### Your task
Every line of the material below must be repeated exactly.

### Records for the task
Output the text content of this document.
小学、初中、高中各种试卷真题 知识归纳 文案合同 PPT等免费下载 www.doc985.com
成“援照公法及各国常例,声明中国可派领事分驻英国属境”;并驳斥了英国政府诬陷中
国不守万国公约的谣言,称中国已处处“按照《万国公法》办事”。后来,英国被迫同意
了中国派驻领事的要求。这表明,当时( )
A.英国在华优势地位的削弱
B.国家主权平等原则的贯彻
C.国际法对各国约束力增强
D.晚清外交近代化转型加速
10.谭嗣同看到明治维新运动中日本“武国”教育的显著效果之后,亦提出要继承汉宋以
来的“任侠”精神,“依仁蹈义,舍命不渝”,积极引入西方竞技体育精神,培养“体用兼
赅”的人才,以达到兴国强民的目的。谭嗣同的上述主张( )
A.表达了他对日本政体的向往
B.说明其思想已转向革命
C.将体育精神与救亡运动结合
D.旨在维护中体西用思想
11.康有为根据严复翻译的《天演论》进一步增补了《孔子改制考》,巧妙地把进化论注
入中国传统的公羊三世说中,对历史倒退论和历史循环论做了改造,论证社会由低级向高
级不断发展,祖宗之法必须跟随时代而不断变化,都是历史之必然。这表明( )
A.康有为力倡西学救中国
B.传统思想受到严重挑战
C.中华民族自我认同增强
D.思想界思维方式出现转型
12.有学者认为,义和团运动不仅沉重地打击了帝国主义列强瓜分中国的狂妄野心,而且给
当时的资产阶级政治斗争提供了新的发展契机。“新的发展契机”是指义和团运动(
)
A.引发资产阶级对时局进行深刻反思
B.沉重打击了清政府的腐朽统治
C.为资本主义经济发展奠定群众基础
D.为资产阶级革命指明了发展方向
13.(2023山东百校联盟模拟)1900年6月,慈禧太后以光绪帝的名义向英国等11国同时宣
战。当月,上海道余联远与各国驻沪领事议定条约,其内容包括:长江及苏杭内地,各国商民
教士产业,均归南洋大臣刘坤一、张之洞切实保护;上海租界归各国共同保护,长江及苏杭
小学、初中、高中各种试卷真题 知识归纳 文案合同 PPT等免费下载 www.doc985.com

### Written answer
Output the text content of this document.
小学、初中、高中各种试卷真题 知识归纳 文案合同 PPT等免费下载 www.doc985.com
成“援照公法及各国常例,声明中国可派领事分驻英国属境”;并驳斥了英国政府诬陷中
国不守万国公约的谣言,称中国已处处“按照《万国公法》办事”。后来,英国被迫同意
了中国派驻领事的要求。这表明,当时( )
A.英国在华优势地位的削弱
B.国家主权平等原则的贯彻
C.国际法对各国约束力增强
D.晚清外交近代化转型加速
10.谭嗣同看到明治维新运动中日本“武国”教育的显著效果之后,亦提出要继承汉宋以
来的“任侠”精神,“依仁蹈义,舍命不渝”,积极引入西方竞技体育精神,培养“体用兼
赅”的人才,以达到兴国强民的目的。谭嗣同的上述主张( )
A.表达了他对日本政体的向往
B.说明其思想已转向革命
C.将体育精神与救亡运动结合
D.旨在维护中体西用思想
11.康有为根据严复翻译的《天演论》进一步增补了《孔子改制考》,巧妙地把进化论注
入中国传统的公羊三世说中,对历史倒退论和历史循环论做了改造,论证社会由低级向高
级不断发展,祖宗之法必须跟随时代而不断变化,都是历史之必然。这表明( )
A.康有为力倡西学救中国
B.传统思想受到严重挑战
C.中华民族自我认同增强
D.思想界思维方式出现转型
12.有学者认为,义和团运动不仅沉重地打击了帝国主义列强瓜分中国的狂妄野心,而且给
当时的资产阶级政治斗争提供了新的发展契机。“新的发展契机”是指义和团运动(
)
A.引发资产阶级对时局进行深刻反思
B.沉重打击了清政府的腐朽统治
C.为资本主义经济发展奠定群众基础
D.为资产阶级革命指明了发展方向
13.(2023山东百校联盟模拟)1900年6月,慈禧太后以光绪帝的名义向英国等11国同时宣
战。当月,上海道余联远与各国驻沪领事议定条约,其内容包括:长江及苏杭内地,各国商民
教士产业,均归南洋大臣刘坤一、张之洞切实保护;上海租界归各国共同保护,长江及苏杭
小学、初中、高中各种试卷真题 知识归纳 文案合同 PPT等免费下载 www.doc985.com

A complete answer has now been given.